WHAT THE TASK ASKS: Count how many lines hold the string "name". Answer with that number and nothing more.

Excerpts from a figure dataset
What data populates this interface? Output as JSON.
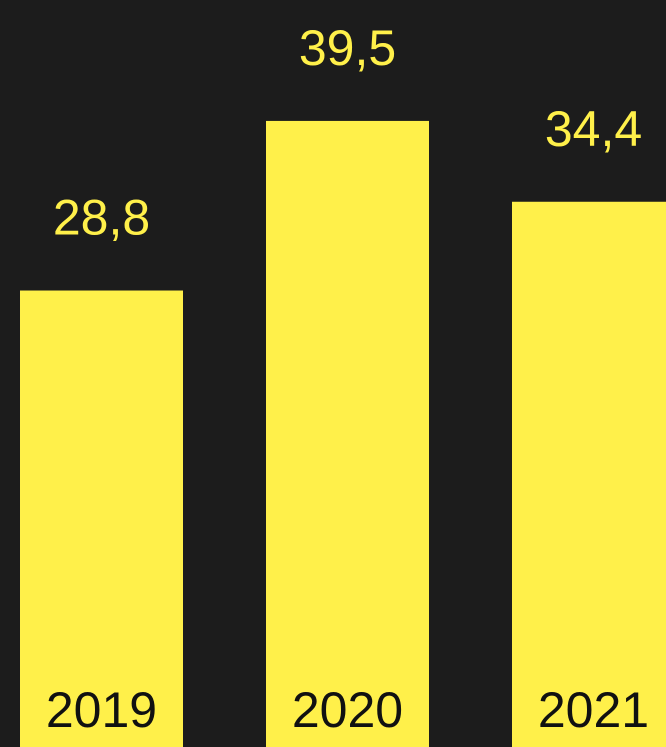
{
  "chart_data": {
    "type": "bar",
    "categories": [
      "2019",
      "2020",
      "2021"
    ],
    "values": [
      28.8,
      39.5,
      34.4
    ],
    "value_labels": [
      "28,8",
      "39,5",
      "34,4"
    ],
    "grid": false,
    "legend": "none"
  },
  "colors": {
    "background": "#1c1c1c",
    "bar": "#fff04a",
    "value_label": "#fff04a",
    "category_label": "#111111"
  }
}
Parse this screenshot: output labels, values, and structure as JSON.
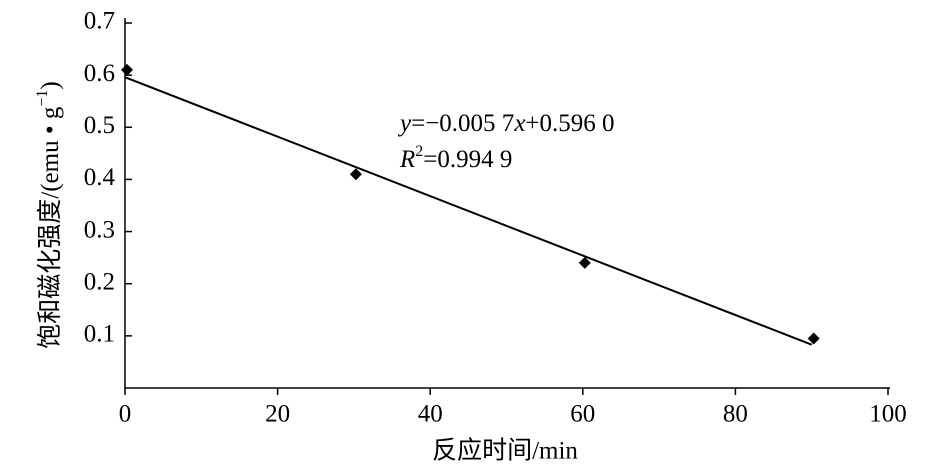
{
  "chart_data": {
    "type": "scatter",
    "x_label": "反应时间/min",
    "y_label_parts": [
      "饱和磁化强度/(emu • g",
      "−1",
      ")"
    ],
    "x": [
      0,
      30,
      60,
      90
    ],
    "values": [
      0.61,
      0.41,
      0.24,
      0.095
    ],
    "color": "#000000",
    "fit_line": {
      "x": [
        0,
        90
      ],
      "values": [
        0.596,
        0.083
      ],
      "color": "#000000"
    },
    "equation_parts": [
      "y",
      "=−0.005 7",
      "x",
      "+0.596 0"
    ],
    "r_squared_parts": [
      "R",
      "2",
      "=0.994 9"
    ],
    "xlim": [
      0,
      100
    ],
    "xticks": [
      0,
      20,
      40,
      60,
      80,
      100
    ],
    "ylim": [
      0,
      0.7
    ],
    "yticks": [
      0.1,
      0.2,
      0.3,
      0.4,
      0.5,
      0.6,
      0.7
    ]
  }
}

--

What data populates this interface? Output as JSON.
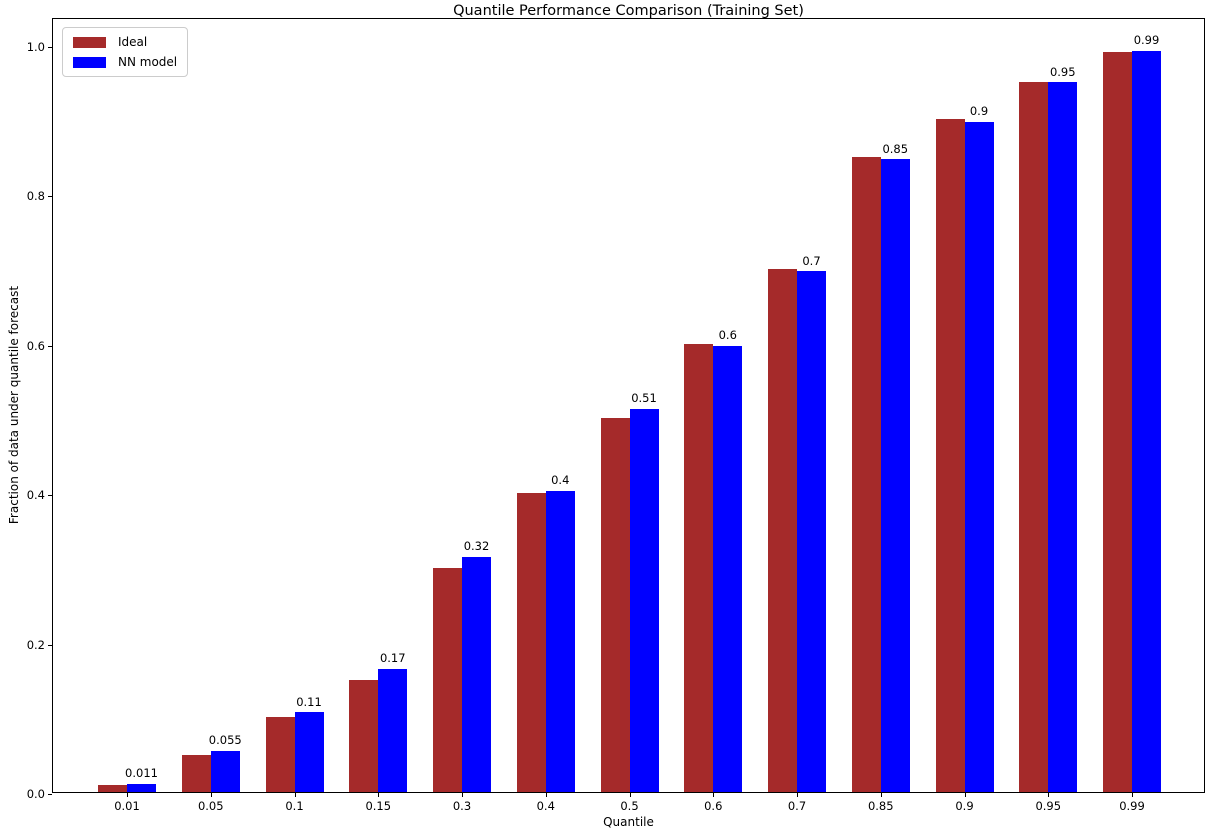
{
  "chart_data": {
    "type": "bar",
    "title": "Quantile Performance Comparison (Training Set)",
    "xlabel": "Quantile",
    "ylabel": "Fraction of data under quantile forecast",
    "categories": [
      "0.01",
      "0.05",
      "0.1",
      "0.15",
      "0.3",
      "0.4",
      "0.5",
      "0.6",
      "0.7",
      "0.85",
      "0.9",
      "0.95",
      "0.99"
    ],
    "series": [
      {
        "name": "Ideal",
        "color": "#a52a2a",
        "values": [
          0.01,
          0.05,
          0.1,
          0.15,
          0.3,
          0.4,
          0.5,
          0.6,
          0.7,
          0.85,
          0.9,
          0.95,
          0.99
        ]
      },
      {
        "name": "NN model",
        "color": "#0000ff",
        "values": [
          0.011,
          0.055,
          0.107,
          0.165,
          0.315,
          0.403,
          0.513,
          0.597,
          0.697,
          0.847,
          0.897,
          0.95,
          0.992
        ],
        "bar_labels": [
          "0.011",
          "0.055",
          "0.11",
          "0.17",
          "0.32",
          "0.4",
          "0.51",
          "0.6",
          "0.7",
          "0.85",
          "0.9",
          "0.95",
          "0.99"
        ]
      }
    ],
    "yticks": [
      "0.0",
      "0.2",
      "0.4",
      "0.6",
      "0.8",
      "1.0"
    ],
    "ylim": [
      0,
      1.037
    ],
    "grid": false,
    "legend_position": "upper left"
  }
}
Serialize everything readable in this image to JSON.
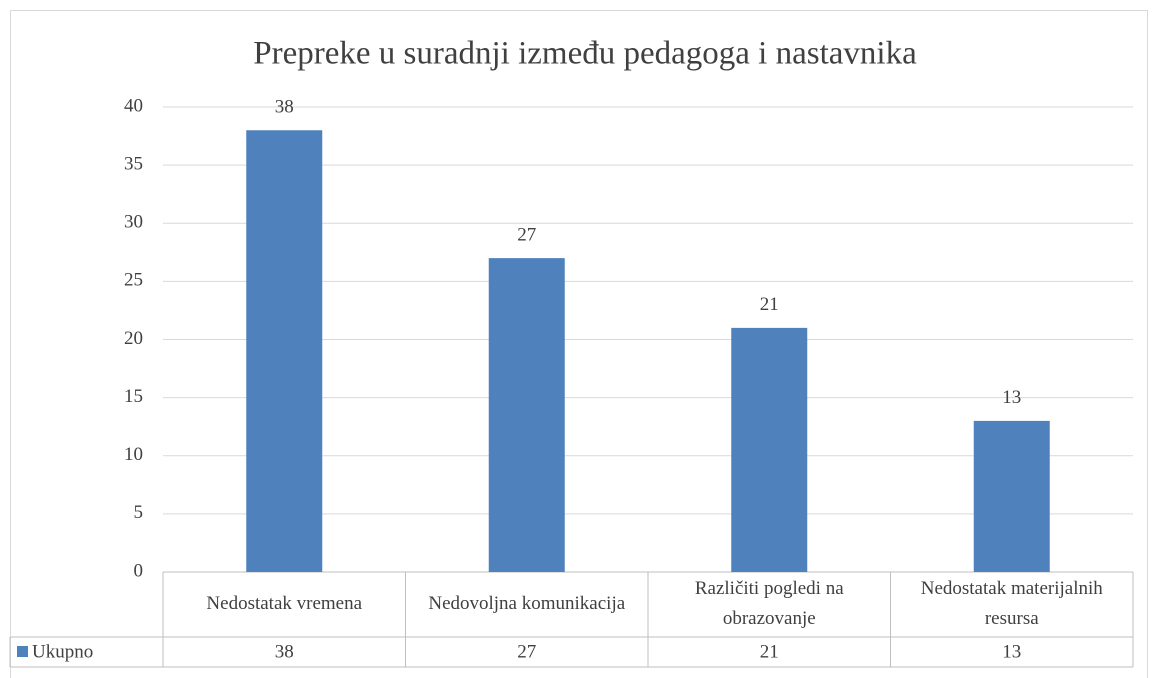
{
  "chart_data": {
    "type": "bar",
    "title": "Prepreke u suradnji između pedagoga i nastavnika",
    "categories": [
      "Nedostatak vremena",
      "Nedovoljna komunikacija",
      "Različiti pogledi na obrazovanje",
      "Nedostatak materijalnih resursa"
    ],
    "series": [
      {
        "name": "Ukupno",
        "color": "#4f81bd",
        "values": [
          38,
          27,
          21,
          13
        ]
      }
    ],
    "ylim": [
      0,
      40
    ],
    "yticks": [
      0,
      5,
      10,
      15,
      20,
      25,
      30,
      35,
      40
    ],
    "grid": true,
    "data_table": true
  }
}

RESPONSE BELOW: 3